◆ **TASK DIRECTIONS**:
In the data that follows, count each line holding the string "Community"; answer with the number only.

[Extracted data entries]
═══
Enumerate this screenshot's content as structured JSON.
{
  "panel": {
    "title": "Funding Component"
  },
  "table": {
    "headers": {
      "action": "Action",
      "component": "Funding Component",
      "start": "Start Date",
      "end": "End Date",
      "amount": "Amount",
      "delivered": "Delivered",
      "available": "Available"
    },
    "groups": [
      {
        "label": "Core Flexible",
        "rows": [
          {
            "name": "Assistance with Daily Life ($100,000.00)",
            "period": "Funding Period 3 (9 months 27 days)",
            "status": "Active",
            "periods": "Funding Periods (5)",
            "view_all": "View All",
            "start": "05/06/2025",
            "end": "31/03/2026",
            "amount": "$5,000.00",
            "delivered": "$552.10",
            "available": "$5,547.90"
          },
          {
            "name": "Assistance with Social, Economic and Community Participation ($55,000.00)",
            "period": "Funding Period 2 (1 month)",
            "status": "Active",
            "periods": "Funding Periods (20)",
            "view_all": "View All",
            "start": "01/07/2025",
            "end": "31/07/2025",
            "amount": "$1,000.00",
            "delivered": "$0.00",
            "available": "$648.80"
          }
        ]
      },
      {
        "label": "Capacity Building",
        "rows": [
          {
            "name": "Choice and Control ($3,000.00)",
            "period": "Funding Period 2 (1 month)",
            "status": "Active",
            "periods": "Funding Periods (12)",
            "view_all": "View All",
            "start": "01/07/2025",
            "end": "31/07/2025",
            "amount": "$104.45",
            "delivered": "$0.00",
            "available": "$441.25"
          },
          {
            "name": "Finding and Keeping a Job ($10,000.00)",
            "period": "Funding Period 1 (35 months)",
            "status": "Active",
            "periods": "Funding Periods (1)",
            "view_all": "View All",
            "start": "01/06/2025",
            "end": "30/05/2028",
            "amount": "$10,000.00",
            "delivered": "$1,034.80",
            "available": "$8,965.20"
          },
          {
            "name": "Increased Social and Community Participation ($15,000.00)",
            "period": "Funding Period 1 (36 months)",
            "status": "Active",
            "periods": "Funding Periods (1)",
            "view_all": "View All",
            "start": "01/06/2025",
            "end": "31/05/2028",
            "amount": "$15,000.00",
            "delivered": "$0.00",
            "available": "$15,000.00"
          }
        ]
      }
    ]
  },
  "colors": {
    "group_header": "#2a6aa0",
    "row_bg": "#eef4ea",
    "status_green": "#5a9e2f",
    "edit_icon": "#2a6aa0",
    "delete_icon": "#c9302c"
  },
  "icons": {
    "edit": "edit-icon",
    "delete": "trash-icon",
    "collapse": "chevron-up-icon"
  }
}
═══
◆ **RESPONSE BELOW**:
2